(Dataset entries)
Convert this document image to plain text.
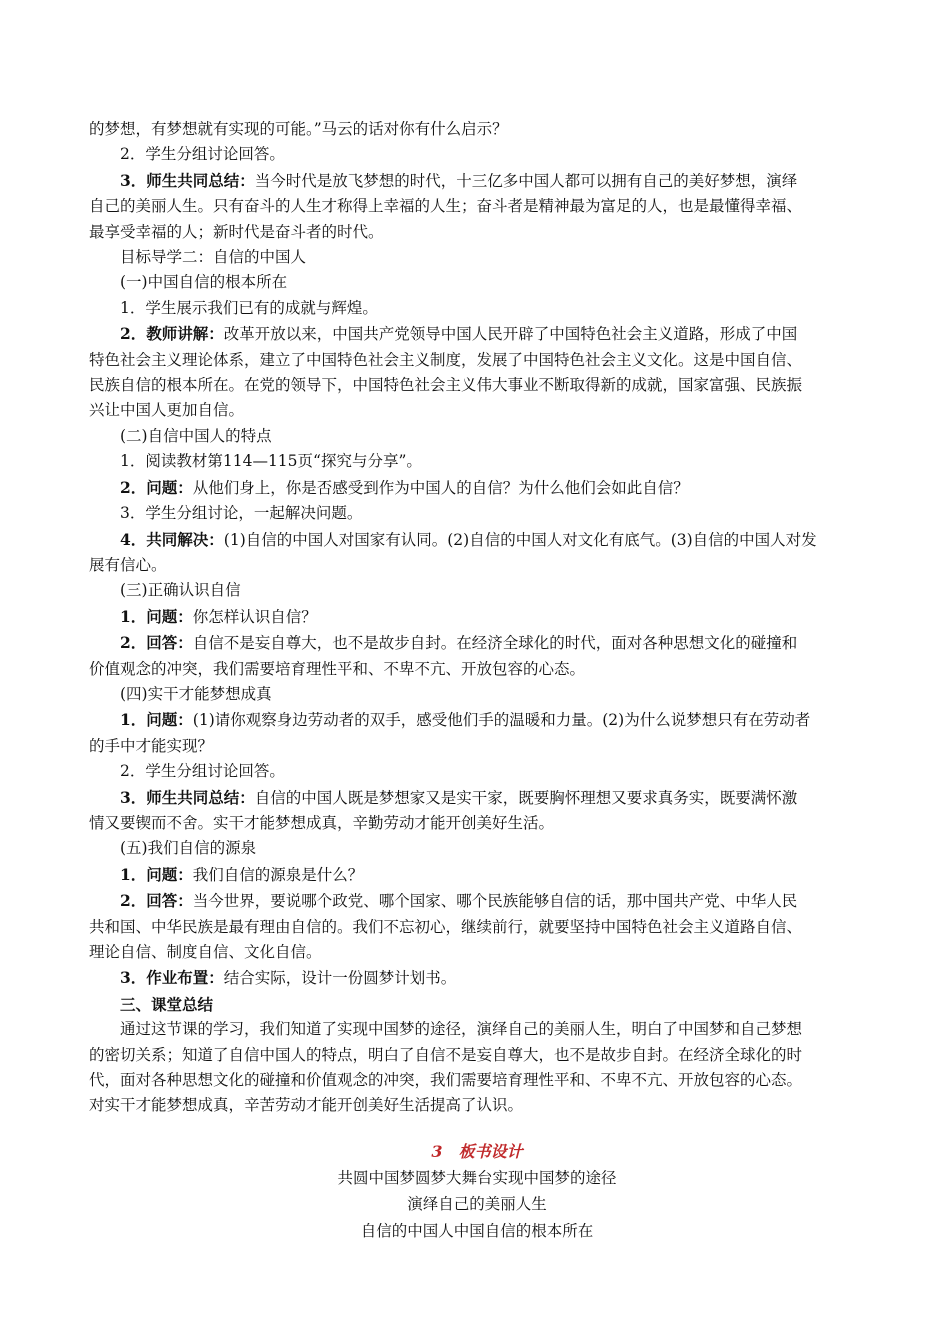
的梦想，有梦想就有实现的可能。”马云的话对你有什么启示？

2．学生分组讨论回答。

3．师生共同总结：当今时代是放飞梦想的时代，十三亿多中国人都可以拥有自己的美好梦想，演绎

自己的美丽人生。只有奋斗的人生才称得上幸福的人生；奋斗者是精神最为富足的人，也是最懂得幸福、

最享受幸福的人；新时代是奋斗者的时代。

目标导学二：自信的中国人

(一)中国自信的根本所在

1．学生展示我们已有的成就与辉煌。

2．教师讲解：改革开放以来，中国共产党领导中国人民开辟了中国特色社会主义道路，形成了中国

特色社会主义理论体系，建立了中国特色社会主义制度，发展了中国特色社会主义文化。这是中国自信、

民族自信的根本所在。在党的领导下，中国特色社会主义伟大事业不断取得新的成就，国家富强、民族振

兴让中国人更加自信。

(二)自信中国人的特点

1．阅读教材第114—115页“探究与分享”。

2．问题：从他们身上，你是否感受到作为中国人的自信？为什么他们会如此自信？

3．学生分组讨论，一起解决问题。

4．共同解决：(1)自信的中国人对国家有认同。(2)自信的中国人对文化有底气。(3)自信的中国人对发

展有信心。

(三)正确认识自信

1．问题：你怎样认识自信？

2．回答：自信不是妄自尊大，也不是故步自封。在经济全球化的时代，面对各种思想文化的碰撞和

价值观念的冲突，我们需要培育理性平和、不卑不亢、开放包容的心态。

(四)实干才能梦想成真

1．问题：(1)请你观察身边劳动者的双手，感受他们手的温暖和力量。(2)为什么说梦想只有在劳动者

的手中才能实现？

2．学生分组讨论回答。

3．师生共同总结：自信的中国人既是梦想家又是实干家，既要胸怀理想又要求真务实，既要满怀激

情又要锲而不舍。实干才能梦想成真，辛勤劳动才能开创美好生活。

(五)我们自信的源泉

1．问题：我们自信的源泉是什么？

2．回答：当今世界，要说哪个政党、哪个国家、哪个民族能够自信的话，那中国共产党、中华人民

共和国、中华民族是最有理由自信的。我们不忘初心，继续前行，就要坚持中国特色社会主义道路自信、

理论自信、制度自信、文化自信。

3．作业布置：结合实际，设计一份圆梦计划书。

三、课堂总结

通过这节课的学习，我们知道了实现中国梦的途径，演绎自己的美丽人生，明白了中国梦和自己梦想

的密切关系；知道了自信中国人的特点，明白了自信不是妄自尊大，也不是故步自封。在经济全球化的时

代，面对各种思想文化的碰撞和价值观念的冲突，我们需要培育理性平和、不卑不亢、开放包容的心态。

对实干才能梦想成真，辛苦劳动才能开创美好生活提高了认识。

3 板书设计
共圆中国梦圆梦大舞台实现中国梦的途径
演绎自己的美丽人生
自信的中国人中国自信的根本所在
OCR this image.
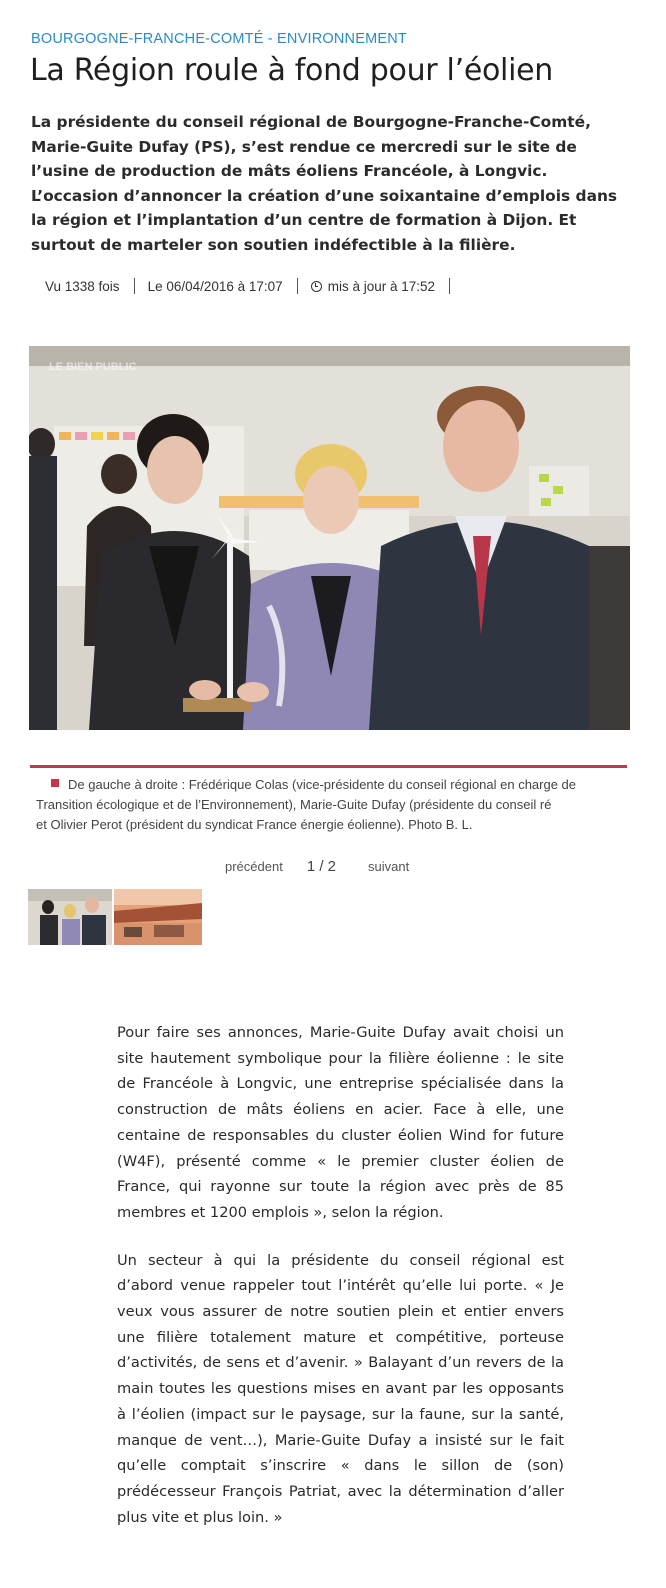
BOURGOGNE-FRANCHE-COMTÉ - ENVIRONNEMENT
La Région roule à fond pour l’éolien

La présidente du conseil régional de Bourgogne-Franche-Comté, Marie-Guite Dufay (PS), s’est rendue ce mercredi sur le site de l’usine de production de mâts éoliens Francéole, à Longvic. L’occasion d’annoncer la création d’une soixantaine d’emplois dans la région et l’implantation d’un centre de formation à Dijon. Et surtout de marteler son soutien indéfectible à la filière.

Vu 1338 fois Le 06/04/2016 à 17:07	mis à jour à 17:52
LE BIEN PUBLIC

De gauche à droite : Frédérique Colas (vice-présidente du conseil régional en charge de
Transition écologique et de l’Environnement), Marie-Guite Dufay (présidente du conseil ré
et Olivier Perot (président du syndicat France énergie éolienne). Photo B. L.

précédent 1 / 2 suivant

Pour faire ses annonces, Marie-Guite Dufay avait choisi un site hautement symbolique pour la filière éolienne : le site de Francéole à Longvic, une entreprise spécialisée dans la construction de mâts éoliens en acier. Face à elle, une centaine de responsables du cluster éolien Wind for future (W4F), présenté comme « le premier cluster éolien de France, qui rayonne sur toute la région avec près de 85 membres et 1200 emplois », selon la région.

Un secteur à qui la présidente du conseil régional est d’abord venue rappeler tout l’intérêt qu’elle lui porte. « Je veux vous assurer de notre soutien plein et entier envers une filière totalement mature et compétitive, porteuse d’activités, de sens et d’avenir. » Balayant d’un revers de la main toutes les questions mises en avant par les opposants à l’éolien (impact sur le paysage, sur la faune, sur la santé, manque de vent…), Marie-Guite Dufay a insisté sur le fait qu’elle comptait s’inscrire « dans le sillon de (son) prédécesseur François Patriat, avec la détermination d’aller plus vite et plus loin. »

▶ _Task statement_:
Copy each line above containing the string "France".

▶ _Answer for this exercise_:
et Olivier Perot (président du syndicat France énergie éolienne). Photo B. L.
Pour faire ses annonces, Marie-Guite Dufay avait choisi un site hautement symbolique pour la filière éolienne : le site de Francéole à Longvic, une entreprise spécialisée dans la construction de mâts éoliens en acier. Face à elle, une centaine de responsables du cluster éolien Wind for future (W4F), présenté comme « le premier cluster éolien de France, qui rayonne sur toute la région avec près de 85 membres et 1200 emplois », selon la région.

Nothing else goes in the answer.